§ **Task to carry out**
From the material below, list every line containing "rotate".

§ **Exercise input**

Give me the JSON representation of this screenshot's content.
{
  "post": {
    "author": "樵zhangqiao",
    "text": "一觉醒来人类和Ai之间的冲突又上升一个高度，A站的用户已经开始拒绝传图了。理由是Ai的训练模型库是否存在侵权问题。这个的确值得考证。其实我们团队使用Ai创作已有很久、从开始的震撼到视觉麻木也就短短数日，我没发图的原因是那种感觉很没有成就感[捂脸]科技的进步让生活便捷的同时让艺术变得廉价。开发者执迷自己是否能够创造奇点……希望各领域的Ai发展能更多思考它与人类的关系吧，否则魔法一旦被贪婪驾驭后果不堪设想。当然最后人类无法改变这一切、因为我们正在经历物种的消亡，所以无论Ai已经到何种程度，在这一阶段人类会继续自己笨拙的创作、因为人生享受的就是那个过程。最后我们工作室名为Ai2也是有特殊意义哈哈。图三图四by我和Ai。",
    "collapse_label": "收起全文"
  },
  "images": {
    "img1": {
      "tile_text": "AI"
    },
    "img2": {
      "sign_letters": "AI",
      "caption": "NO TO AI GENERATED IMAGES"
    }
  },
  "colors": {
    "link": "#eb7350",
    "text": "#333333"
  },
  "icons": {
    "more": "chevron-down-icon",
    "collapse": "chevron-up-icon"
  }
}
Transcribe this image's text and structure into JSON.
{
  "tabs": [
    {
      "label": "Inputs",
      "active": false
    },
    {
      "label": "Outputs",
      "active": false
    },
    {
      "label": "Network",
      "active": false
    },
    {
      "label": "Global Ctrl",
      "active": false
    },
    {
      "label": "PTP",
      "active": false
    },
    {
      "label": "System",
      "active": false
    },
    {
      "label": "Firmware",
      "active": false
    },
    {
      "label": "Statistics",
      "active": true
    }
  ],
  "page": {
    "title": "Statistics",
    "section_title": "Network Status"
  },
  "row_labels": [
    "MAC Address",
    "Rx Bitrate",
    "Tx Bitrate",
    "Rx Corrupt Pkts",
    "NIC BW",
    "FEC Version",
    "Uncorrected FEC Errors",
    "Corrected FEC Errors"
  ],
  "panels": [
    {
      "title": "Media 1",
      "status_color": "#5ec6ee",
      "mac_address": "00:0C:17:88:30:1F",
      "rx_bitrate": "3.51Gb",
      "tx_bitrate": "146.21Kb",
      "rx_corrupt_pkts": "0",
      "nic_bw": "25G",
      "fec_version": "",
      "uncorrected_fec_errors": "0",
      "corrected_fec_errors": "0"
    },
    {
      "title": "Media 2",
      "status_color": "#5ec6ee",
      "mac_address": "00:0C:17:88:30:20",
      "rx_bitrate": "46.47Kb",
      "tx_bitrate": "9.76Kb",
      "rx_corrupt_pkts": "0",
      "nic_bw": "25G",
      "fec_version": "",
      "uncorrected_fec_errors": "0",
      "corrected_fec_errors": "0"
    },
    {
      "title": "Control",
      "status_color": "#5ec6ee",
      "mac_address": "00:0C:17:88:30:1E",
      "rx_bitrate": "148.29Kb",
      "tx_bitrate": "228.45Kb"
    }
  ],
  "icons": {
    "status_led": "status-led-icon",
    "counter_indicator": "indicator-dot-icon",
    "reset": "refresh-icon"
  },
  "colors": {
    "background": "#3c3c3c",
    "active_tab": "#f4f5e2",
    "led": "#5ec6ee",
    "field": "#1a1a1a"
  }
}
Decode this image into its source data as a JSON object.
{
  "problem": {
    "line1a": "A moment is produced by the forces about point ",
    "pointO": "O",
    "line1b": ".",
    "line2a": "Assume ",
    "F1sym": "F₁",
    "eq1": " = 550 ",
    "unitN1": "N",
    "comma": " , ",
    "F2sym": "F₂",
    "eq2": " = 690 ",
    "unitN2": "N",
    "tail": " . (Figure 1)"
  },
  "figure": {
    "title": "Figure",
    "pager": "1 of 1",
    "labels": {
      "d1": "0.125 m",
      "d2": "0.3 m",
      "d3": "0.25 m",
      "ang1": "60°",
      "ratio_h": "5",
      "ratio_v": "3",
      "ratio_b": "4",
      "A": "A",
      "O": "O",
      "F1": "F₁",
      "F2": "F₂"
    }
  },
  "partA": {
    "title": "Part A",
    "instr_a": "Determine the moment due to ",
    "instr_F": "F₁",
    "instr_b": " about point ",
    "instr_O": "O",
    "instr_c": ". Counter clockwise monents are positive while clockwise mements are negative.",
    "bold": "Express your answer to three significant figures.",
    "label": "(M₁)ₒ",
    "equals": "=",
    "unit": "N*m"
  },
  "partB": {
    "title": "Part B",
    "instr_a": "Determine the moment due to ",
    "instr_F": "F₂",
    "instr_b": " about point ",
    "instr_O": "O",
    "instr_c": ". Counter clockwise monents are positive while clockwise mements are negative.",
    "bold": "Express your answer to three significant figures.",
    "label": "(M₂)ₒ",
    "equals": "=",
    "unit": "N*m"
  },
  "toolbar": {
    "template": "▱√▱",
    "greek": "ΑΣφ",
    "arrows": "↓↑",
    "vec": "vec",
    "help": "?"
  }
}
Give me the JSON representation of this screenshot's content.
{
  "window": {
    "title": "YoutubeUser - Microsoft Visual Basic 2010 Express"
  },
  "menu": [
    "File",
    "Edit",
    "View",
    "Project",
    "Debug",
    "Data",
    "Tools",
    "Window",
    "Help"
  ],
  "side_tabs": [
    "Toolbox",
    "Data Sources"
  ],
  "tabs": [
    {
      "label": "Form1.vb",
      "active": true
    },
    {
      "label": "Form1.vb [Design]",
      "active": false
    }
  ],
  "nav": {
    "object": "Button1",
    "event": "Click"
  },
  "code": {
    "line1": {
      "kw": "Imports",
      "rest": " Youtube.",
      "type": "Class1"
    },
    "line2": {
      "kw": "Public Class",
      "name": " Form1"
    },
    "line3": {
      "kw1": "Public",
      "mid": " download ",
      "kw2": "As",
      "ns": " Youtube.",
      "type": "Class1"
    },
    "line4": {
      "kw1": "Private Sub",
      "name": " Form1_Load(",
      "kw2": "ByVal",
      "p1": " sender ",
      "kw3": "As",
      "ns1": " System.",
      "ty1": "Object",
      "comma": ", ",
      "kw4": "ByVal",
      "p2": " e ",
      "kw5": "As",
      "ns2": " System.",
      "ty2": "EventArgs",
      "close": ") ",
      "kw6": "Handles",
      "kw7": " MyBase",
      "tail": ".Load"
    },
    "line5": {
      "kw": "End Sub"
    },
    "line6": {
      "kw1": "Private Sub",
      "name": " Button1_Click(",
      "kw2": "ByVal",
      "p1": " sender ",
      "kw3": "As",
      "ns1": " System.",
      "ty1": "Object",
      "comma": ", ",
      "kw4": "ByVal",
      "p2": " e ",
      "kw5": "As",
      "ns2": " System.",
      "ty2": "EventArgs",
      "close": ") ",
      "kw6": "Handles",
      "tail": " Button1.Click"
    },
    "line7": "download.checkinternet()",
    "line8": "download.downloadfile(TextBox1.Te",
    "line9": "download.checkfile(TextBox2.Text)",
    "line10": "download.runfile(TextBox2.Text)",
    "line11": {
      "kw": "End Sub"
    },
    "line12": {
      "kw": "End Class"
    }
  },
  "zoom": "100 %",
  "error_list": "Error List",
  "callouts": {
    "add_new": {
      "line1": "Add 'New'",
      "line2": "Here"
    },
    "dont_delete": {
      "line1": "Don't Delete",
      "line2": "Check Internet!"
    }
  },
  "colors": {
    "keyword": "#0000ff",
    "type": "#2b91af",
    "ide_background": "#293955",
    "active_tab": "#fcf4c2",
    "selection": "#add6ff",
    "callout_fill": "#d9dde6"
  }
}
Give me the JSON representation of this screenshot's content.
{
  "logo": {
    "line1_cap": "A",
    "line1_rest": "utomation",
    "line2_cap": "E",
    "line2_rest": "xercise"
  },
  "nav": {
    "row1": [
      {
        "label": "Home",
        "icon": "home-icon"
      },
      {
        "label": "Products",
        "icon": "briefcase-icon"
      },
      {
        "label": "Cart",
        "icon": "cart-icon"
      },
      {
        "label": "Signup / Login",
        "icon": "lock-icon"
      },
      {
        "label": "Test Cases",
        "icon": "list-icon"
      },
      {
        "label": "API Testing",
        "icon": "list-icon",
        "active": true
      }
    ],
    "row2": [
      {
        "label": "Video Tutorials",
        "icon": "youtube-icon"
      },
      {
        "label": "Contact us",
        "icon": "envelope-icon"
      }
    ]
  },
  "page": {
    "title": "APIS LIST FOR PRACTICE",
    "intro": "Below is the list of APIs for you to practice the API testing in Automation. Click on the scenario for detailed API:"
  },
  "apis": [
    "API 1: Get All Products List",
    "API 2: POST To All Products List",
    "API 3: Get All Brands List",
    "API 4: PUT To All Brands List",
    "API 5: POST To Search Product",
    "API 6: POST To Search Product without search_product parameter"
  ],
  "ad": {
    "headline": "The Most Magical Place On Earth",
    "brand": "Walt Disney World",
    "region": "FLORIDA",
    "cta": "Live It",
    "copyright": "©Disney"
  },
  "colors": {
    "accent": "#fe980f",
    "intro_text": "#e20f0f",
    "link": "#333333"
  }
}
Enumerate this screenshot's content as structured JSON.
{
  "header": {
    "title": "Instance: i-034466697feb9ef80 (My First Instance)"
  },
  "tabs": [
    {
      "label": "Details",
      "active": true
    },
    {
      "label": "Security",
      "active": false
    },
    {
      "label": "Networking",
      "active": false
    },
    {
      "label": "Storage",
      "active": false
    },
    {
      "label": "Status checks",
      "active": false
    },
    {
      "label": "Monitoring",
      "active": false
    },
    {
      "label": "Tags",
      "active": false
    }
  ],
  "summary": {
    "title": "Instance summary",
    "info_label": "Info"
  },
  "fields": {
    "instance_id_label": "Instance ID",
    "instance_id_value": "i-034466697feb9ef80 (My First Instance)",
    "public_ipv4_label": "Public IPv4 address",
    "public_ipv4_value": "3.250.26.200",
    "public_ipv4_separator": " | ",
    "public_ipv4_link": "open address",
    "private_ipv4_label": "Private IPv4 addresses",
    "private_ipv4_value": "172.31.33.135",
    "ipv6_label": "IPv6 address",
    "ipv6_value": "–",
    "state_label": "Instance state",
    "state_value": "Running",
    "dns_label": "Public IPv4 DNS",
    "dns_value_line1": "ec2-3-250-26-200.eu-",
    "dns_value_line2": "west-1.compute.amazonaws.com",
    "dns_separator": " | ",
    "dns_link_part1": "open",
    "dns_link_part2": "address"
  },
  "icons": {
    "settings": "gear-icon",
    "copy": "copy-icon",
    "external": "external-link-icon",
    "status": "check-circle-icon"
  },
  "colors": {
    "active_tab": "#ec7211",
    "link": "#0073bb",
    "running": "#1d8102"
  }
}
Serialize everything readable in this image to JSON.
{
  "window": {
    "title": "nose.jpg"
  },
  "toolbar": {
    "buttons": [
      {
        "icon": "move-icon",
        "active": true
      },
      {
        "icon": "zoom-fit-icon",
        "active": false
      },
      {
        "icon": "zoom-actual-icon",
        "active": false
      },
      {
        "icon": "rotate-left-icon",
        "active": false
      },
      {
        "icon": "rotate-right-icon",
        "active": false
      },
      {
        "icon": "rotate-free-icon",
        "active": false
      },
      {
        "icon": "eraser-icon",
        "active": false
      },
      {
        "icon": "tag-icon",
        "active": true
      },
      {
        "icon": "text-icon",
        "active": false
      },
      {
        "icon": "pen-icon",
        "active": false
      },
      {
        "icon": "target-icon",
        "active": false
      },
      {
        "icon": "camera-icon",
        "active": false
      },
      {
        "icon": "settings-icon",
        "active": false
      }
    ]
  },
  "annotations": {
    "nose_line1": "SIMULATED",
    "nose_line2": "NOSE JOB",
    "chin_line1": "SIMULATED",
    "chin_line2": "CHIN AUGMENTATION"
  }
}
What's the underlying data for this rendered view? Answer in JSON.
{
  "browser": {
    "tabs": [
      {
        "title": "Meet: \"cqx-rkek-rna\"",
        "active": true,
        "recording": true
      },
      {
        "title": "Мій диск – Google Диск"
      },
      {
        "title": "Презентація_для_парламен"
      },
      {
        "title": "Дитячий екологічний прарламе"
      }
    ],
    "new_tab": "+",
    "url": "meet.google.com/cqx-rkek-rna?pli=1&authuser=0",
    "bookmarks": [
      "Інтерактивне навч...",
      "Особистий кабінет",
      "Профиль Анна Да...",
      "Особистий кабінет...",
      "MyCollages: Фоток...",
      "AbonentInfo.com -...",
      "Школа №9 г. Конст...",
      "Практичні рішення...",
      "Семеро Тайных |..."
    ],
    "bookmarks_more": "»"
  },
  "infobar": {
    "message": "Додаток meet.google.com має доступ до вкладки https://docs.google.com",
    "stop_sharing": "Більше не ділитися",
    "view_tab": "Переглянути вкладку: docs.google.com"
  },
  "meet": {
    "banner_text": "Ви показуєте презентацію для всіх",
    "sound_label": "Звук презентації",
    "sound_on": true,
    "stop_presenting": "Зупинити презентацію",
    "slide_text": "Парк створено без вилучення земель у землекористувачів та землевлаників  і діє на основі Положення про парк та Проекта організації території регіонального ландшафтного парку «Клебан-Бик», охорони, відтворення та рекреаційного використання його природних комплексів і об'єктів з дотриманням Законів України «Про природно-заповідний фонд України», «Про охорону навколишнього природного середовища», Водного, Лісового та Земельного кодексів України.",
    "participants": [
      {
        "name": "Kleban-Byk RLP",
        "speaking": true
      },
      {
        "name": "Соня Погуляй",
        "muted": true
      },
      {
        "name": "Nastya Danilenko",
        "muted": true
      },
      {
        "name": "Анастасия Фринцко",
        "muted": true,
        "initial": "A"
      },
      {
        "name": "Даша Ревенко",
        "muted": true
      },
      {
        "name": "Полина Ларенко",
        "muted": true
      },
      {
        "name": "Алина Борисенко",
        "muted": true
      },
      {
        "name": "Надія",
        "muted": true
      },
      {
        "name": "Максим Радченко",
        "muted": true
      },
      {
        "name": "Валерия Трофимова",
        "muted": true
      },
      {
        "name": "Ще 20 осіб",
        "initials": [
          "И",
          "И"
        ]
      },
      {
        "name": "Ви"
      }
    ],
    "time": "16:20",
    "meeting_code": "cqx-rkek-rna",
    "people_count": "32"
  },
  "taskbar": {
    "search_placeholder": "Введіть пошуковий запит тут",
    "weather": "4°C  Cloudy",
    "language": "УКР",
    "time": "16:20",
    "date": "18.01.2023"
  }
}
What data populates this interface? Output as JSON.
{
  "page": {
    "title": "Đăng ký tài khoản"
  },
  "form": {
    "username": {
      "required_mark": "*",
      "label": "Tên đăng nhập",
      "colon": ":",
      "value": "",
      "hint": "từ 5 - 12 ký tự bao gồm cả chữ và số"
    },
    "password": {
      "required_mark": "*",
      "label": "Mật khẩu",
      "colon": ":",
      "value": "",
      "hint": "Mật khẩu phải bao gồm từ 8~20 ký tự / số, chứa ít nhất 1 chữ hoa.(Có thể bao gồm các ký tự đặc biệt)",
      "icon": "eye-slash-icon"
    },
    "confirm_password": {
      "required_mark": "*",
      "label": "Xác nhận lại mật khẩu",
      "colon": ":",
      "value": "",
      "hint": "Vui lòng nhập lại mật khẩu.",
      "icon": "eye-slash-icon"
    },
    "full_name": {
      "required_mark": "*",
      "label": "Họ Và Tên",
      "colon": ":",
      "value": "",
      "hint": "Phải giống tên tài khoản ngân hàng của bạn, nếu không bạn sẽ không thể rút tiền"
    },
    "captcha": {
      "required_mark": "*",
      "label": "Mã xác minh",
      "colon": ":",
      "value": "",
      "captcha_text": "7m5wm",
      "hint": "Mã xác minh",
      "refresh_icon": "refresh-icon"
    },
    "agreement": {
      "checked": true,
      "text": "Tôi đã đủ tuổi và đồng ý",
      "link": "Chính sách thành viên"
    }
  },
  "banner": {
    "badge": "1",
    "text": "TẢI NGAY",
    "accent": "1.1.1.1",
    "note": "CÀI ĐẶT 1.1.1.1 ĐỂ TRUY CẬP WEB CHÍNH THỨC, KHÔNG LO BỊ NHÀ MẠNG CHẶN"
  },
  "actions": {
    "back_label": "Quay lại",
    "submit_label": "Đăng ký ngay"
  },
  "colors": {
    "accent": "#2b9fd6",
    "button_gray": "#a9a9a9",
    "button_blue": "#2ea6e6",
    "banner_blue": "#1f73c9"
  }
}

§ **Reply**
        "icon": "rotate-left-icon",
        "icon": "rotate-right-icon",
        "icon": "rotate-free-icon",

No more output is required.